:: WHAT YOU WILL DO ::
Write the records out again exactly, leaving no images in.

:: SUPPLIED MATERIAL ::
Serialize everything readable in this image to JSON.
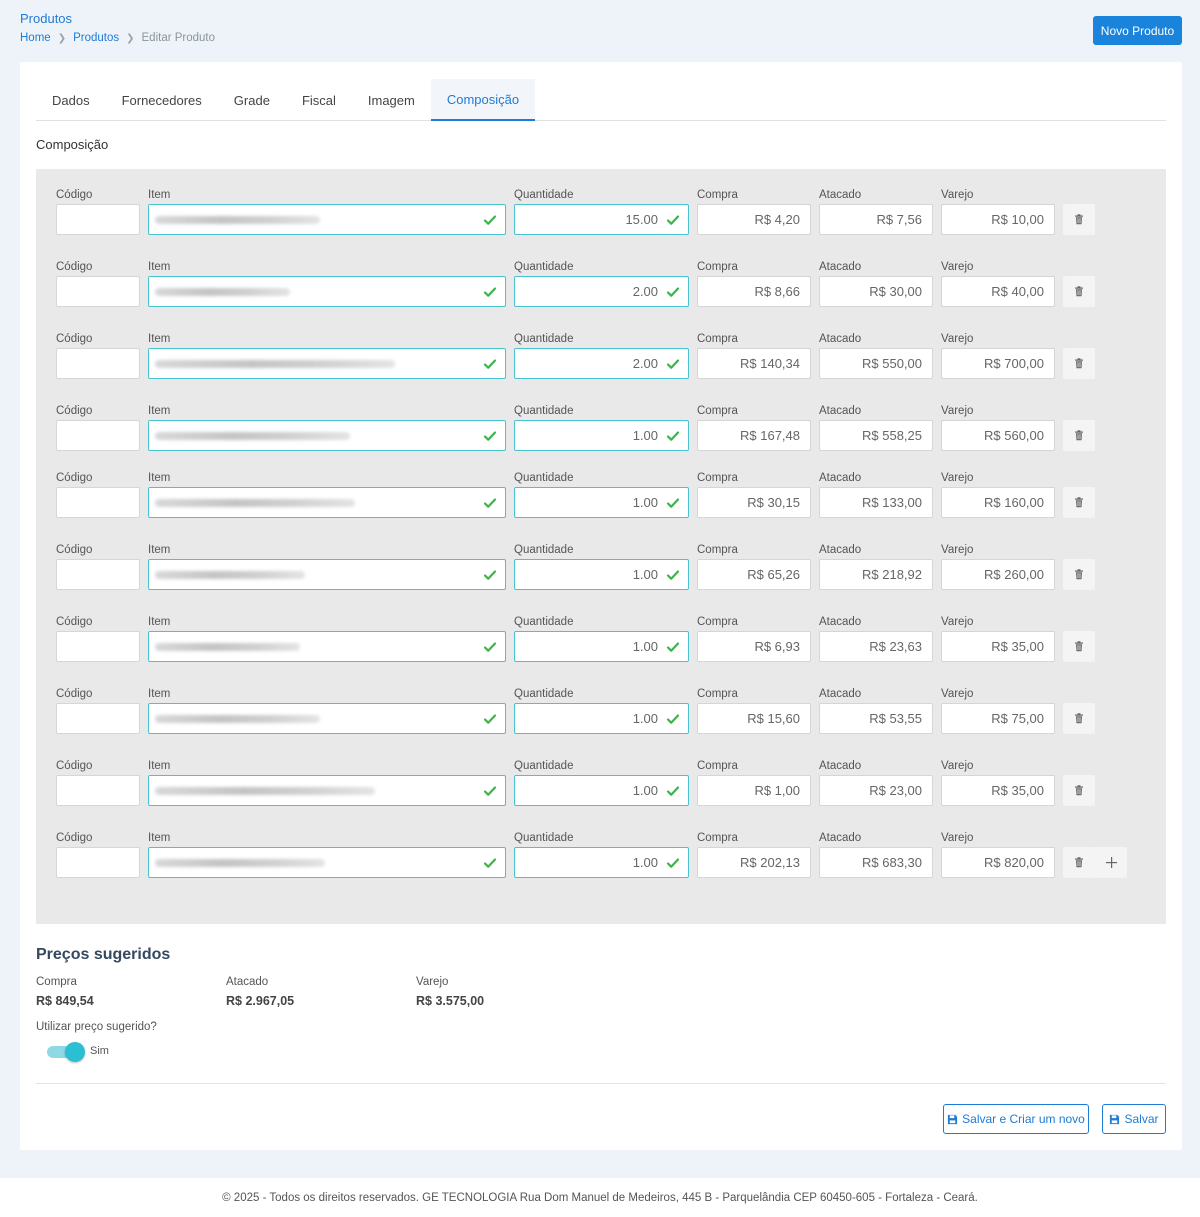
{
  "header": {
    "title": "Produtos",
    "breadcrumb": [
      "Home",
      "Produtos",
      "Editar Produto"
    ],
    "new_button": "Novo Produto"
  },
  "tabs": [
    "Dados",
    "Fornecedores",
    "Grade",
    "Fiscal",
    "Imagem",
    "Composição"
  ],
  "active_tab": "Composição",
  "section_title": "Composição",
  "columns": {
    "codigo": "Código",
    "item": "Item",
    "quantidade": "Quantidade",
    "compra": "Compra",
    "atacado": "Atacado",
    "varejo": "Varejo"
  },
  "rows": [
    {
      "codigo": "",
      "quantidade": "15.00",
      "compra": "R$ 4,20",
      "atacado": "R$ 7,56",
      "varejo": "R$ 10,00"
    },
    {
      "codigo": "",
      "quantidade": "2.00",
      "compra": "R$ 8,66",
      "atacado": "R$ 30,00",
      "varejo": "R$ 40,00"
    },
    {
      "codigo": "",
      "quantidade": "2.00",
      "compra": "R$ 140,34",
      "atacado": "R$ 550,00",
      "varejo": "R$ 700,00"
    },
    {
      "codigo": "",
      "quantidade": "1.00",
      "compra": "R$ 167,48",
      "atacado": "R$ 558,25",
      "varejo": "R$ 560,00"
    },
    {
      "codigo": "",
      "quantidade": "1.00",
      "compra": "R$ 30,15",
      "atacado": "R$ 133,00",
      "varejo": "R$ 160,00"
    },
    {
      "codigo": "",
      "quantidade": "1.00",
      "compra": "R$ 65,26",
      "atacado": "R$ 218,92",
      "varejo": "R$ 260,00"
    },
    {
      "codigo": "",
      "quantidade": "1.00",
      "compra": "R$ 6,93",
      "atacado": "R$ 23,63",
      "varejo": "R$ 35,00"
    },
    {
      "codigo": "",
      "quantidade": "1.00",
      "compra": "R$ 15,60",
      "atacado": "R$ 53,55",
      "varejo": "R$ 75,00"
    },
    {
      "codigo": "",
      "quantidade": "1.00",
      "compra": "R$ 1,00",
      "atacado": "R$ 23,00",
      "varejo": "R$ 35,00"
    },
    {
      "codigo": "",
      "quantidade": "1.00",
      "compra": "R$ 202,13",
      "atacado": "R$ 683,30",
      "varejo": "R$ 820,00"
    }
  ],
  "suggested": {
    "title": "Preços sugeridos",
    "compra_label": "Compra",
    "compra_value": "R$ 849,54",
    "atacado_label": "Atacado",
    "atacado_value": "R$ 2.967,05",
    "varejo_label": "Varejo",
    "varejo_value": "R$ 3.575,00",
    "use_label": "Utilizar preço sugerido?",
    "toggle_on": true,
    "toggle_text": "Sim"
  },
  "actions": {
    "save_and_new": "Salvar e Criar um novo",
    "save": "Salvar"
  },
  "footer": "© 2025 - Todos os direitos reservados. GE TECNOLOGIA Rua Dom Manuel de Medeiros, 445 B - Parquelândia CEP 60450-605 - Fortaleza - Ceará.",
  "colors": {
    "primary": "#1e7bd6",
    "valid_border": "#49c2d1",
    "check": "#3bb54a",
    "toggle": "#2bbfd3"
  },
  "icons": [
    "chevron-right-icon",
    "check-icon",
    "trash-icon",
    "plus-icon",
    "save-icon"
  ]
}
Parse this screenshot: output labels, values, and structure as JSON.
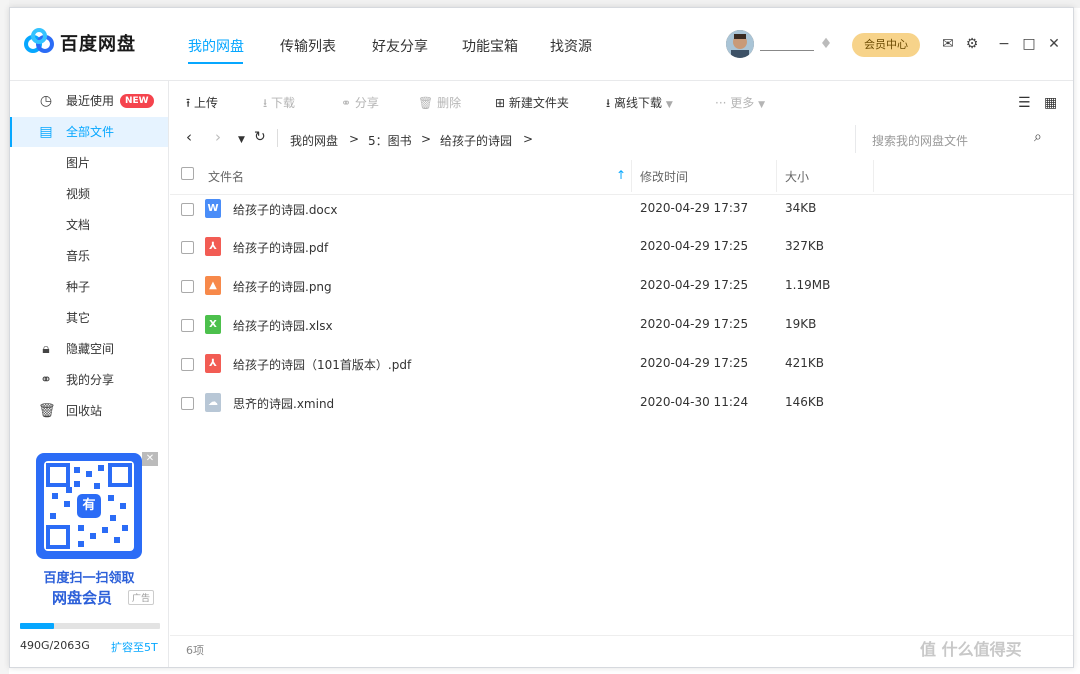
{
  "app": {
    "brand": "百度网盘",
    "nav_tabs": [
      "我的网盘",
      "传输列表",
      "好友分享",
      "功能宝箱",
      "找资源"
    ],
    "vip_button": "会员中心"
  },
  "sidebar": {
    "items": [
      {
        "label": "最近使用",
        "badge": "NEW"
      },
      {
        "label": "全部文件"
      },
      {
        "label": "图片"
      },
      {
        "label": "视频"
      },
      {
        "label": "文档"
      },
      {
        "label": "音乐"
      },
      {
        "label": "种子"
      },
      {
        "label": "其它"
      },
      {
        "label": "隐藏空间"
      },
      {
        "label": "我的分享"
      },
      {
        "label": "回收站"
      }
    ],
    "ad": {
      "qr_center": "有",
      "line1": "百度扫一扫领取",
      "line2": "网盘会员",
      "tag": "广告"
    },
    "quota": {
      "text": "490G/2063G",
      "used_fraction": 0.24,
      "expand": "扩容至5T"
    }
  },
  "toolbar": {
    "upload": "上传",
    "download": "下载",
    "share": "分享",
    "delete": "删除",
    "new_folder": "新建文件夹",
    "offline_download": "离线下载",
    "more": "更多"
  },
  "breadcrumb": {
    "items": [
      "我的网盘",
      "5：图书",
      "给孩子的诗园"
    ],
    "sep": ">"
  },
  "search": {
    "placeholder": "搜索我的网盘文件"
  },
  "table": {
    "headers": {
      "name": "文件名",
      "modified": "修改时间",
      "size": "大小"
    },
    "rows": [
      {
        "name": "给孩子的诗园.docx",
        "modified": "2020-04-29 17:37",
        "size": "34KB",
        "icon": "word-icon"
      },
      {
        "name": "给孩子的诗园.pdf",
        "modified": "2020-04-29 17:25",
        "size": "327KB",
        "icon": "pdf-icon"
      },
      {
        "name": "给孩子的诗园.png",
        "modified": "2020-04-29 17:25",
        "size": "1.19MB",
        "icon": "image-icon"
      },
      {
        "name": "给孩子的诗园.xlsx",
        "modified": "2020-04-29 17:25",
        "size": "19KB",
        "icon": "excel-icon"
      },
      {
        "name": "给孩子的诗园（101首版本）.pdf",
        "modified": "2020-04-29 17:25",
        "size": "421KB",
        "icon": "pdf-icon"
      },
      {
        "name": "思齐的诗园.xmind",
        "modified": "2020-04-30 11:24",
        "size": "146KB",
        "icon": "xmind-icon"
      }
    ]
  },
  "footer": {
    "count": "6项"
  },
  "watermark": "值 什么值得买",
  "colors": {
    "accent": "#06a7ff",
    "pdf": "#f25c54",
    "word": "#4a8df8",
    "image": "#f7894a",
    "excel": "#4cc04c",
    "xmind": "#b8c7d6"
  }
}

:: SOLUTION TO THE EXERCISE ::
Serialize everything readable in this image to JSON.
{
  "header": {
    "title": "Produtos",
    "breadcrumb": [
      "Home",
      "Produtos",
      "Editar Produto"
    ],
    "new_button": "Novo Produto"
  },
  "tabs": [
    "Dados",
    "Fornecedores",
    "Grade",
    "Fiscal",
    "Imagem",
    "Composição"
  ],
  "active_tab": "Composição",
  "section_title": "Composição",
  "columns": {
    "codigo": "Código",
    "item": "Item",
    "quantidade": "Quantidade",
    "compra": "Compra",
    "atacado": "Atacado",
    "varejo": "Varejo"
  },
  "rows": [
    {
      "codigo": "",
      "quantidade": "15.00",
      "compra": "R$ 4,20",
      "atacado": "R$ 7,56",
      "varejo": "R$ 10,00"
    },
    {
      "codigo": "",
      "quantidade": "2.00",
      "compra": "R$ 8,66",
      "atacado": "R$ 30,00",
      "varejo": "R$ 40,00"
    },
    {
      "codigo": "",
      "quantidade": "2.00",
      "compra": "R$ 140,34",
      "atacado": "R$ 550,00",
      "varejo": "R$ 700,00"
    },
    {
      "codigo": "",
      "quantidade": "1.00",
      "compra": "R$ 167,48",
      "atacado": "R$ 558,25",
      "varejo": "R$ 560,00"
    },
    {
      "codigo": "",
      "quantidade": "1.00",
      "compra": "R$ 30,15",
      "atacado": "R$ 133,00",
      "varejo": "R$ 160,00"
    },
    {
      "codigo": "",
      "quantidade": "1.00",
      "compra": "R$ 65,26",
      "atacado": "R$ 218,92",
      "varejo": "R$ 260,00"
    },
    {
      "codigo": "",
      "quantidade": "1.00",
      "compra": "R$ 6,93",
      "atacado": "R$ 23,63",
      "varejo": "R$ 35,00"
    },
    {
      "codigo": "",
      "quantidade": "1.00",
      "compra": "R$ 15,60",
      "atacado": "R$ 53,55",
      "varejo": "R$ 75,00"
    },
    {
      "codigo": "",
      "quantidade": "1.00",
      "compra": "R$ 1,00",
      "atacado": "R$ 23,00",
      "varejo": "R$ 35,00"
    },
    {
      "codigo": "",
      "quantidade": "1.00",
      "compra": "R$ 202,13",
      "atacado": "R$ 683,30",
      "varejo": "R$ 820,00"
    }
  ],
  "suggested": {
    "title": "Preços sugeridos",
    "compra_label": "Compra",
    "compra_value": "R$ 849,54",
    "atacado_label": "Atacado",
    "atacado_value": "R$ 2.967,05",
    "varejo_label": "Varejo",
    "varejo_value": "R$ 3.575,00",
    "use_label": "Utilizar preço sugerido?",
    "toggle_on": true,
    "toggle_text": "Sim"
  },
  "actions": {
    "save_and_new": "Salvar e Criar um novo",
    "save": "Salvar"
  },
  "footer": "© 2025 - Todos os direitos reservados. GE TECNOLOGIA Rua Dom Manuel de Medeiros, 445 B - Parquelândia CEP 60450-605 - Fortaleza - Ceará.",
  "colors": {
    "primary": "#1e7bd6",
    "valid_border": "#49c2d1",
    "check": "#3bb54a",
    "toggle": "#2bbfd3"
  },
  "icons": [
    "chevron-right-icon",
    "check-icon",
    "trash-icon",
    "plus-icon",
    "save-icon"
  ]
}
Parse this screenshot: output labels, values, and structure as JSON.
{
  "app": {
    "brand": "百度网盘",
    "nav_tabs": [
      "我的网盘",
      "传输列表",
      "好友分享",
      "功能宝箱",
      "找资源"
    ],
    "vip_button": "会员中心"
  },
  "sidebar": {
    "items": [
      {
        "label": "最近使用",
        "badge": "NEW"
      },
      {
        "label": "全部文件"
      },
      {
        "label": "图片"
      },
      {
        "label": "视频"
      },
      {
        "label": "文档"
      },
      {
        "label": "音乐"
      },
      {
        "label": "种子"
      },
      {
        "label": "其它"
      },
      {
        "label": "隐藏空间"
      },
      {
        "label": "我的分享"
      },
      {
        "label": "回收站"
      }
    ],
    "ad": {
      "qr_center": "有",
      "line1": "百度扫一扫领取",
      "line2": "网盘会员",
      "tag": "广告"
    },
    "quota": {
      "text": "490G/2063G",
      "used_fraction": 0.24,
      "expand": "扩容至5T"
    }
  },
  "toolbar": {
    "upload": "上传",
    "download": "下载",
    "share": "分享",
    "delete": "删除",
    "new_folder": "新建文件夹",
    "offline_download": "离线下载",
    "more": "更多"
  },
  "breadcrumb": {
    "items": [
      "我的网盘",
      "5：图书",
      "给孩子的诗园"
    ],
    "sep": ">"
  },
  "search": {
    "placeholder": "搜索我的网盘文件"
  },
  "table": {
    "headers": {
      "name": "文件名",
      "modified": "修改时间",
      "size": "大小"
    },
    "rows": [
      {
        "name": "给孩子的诗园.docx",
        "modified": "2020-04-29 17:37",
        "size": "34KB",
        "icon": "word-icon"
      },
      {
        "name": "给孩子的诗园.pdf",
        "modified": "2020-04-29 17:25",
        "size": "327KB",
        "icon": "pdf-icon"
      },
      {
        "name": "给孩子的诗园.png",
        "modified": "2020-04-29 17:25",
        "size": "1.19MB",
        "icon": "image-icon"
      },
      {
        "name": "给孩子的诗园.xlsx",
        "modified": "2020-04-29 17:25",
        "size": "19KB",
        "icon": "excel-icon"
      },
      {
        "name": "给孩子的诗园（101首版本）.pdf",
        "modified": "2020-04-29 17:25",
        "size": "421KB",
        "icon": "pdf-icon"
      },
      {
        "name": "思齐的诗园.xmind",
        "modified": "2020-04-30 11:24",
        "size": "146KB",
        "icon": "xmind-icon"
      }
    ]
  },
  "footer": {
    "count": "6项"
  },
  "watermark": "值 什么值得买",
  "colors": {
    "accent": "#06a7ff",
    "pdf": "#f25c54",
    "word": "#4a8df8",
    "image": "#f7894a",
    "excel": "#4cc04c",
    "xmind": "#b8c7d6"
  }
}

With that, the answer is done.